### Exercise prompt
Your task is to repeat the entries underneath exactly, minus the pictures.

Items listed in a dataset

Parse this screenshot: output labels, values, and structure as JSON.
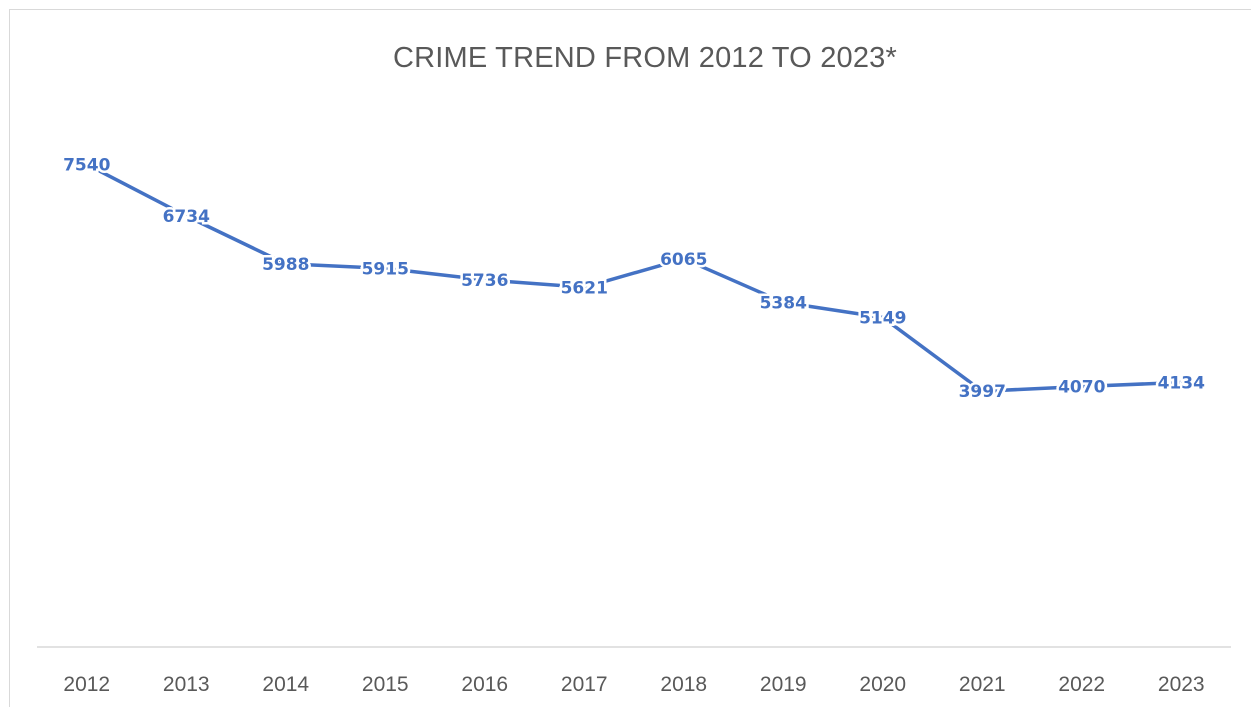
{
  "chart_data": {
    "type": "line",
    "title": "CRIME TREND FROM 2012 TO 2023*",
    "xlabel": "",
    "ylabel": "",
    "categories": [
      "2012",
      "2013",
      "2014",
      "2015",
      "2016",
      "2017",
      "2018",
      "2019",
      "2020",
      "2021",
      "2022",
      "2023"
    ],
    "series": [
      {
        "values": [
          7540,
          6734,
          5988,
          5915,
          5736,
          5621,
          6065,
          5384,
          5149,
          3997,
          4070,
          4134
        ]
      }
    ],
    "ylim": [
      0,
      10000
    ],
    "grid": false,
    "legend": "none",
    "data_labels": true,
    "line_color": "#4472c4",
    "axis_color": "#d9d9d9",
    "text_color": "#595959"
  }
}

### Result of the task
Parse this screenshot: output labels, values, and structure as JSON.
{
  "chart_data": {
    "type": "line",
    "title": "CRIME TREND FROM 2012 TO 2023*",
    "xlabel": "",
    "ylabel": "",
    "categories": [
      "2012",
      "2013",
      "2014",
      "2015",
      "2016",
      "2017",
      "2018",
      "2019",
      "2020",
      "2021",
      "2022",
      "2023"
    ],
    "series": [
      {
        "values": [
          7540,
          6734,
          5988,
          5915,
          5736,
          5621,
          6065,
          5384,
          5149,
          3997,
          4070,
          4134
        ]
      }
    ],
    "ylim": [
      0,
      10000
    ],
    "grid": false,
    "legend": "none",
    "data_labels": true,
    "line_color": "#4472c4",
    "axis_color": "#d9d9d9",
    "text_color": "#595959"
  }
}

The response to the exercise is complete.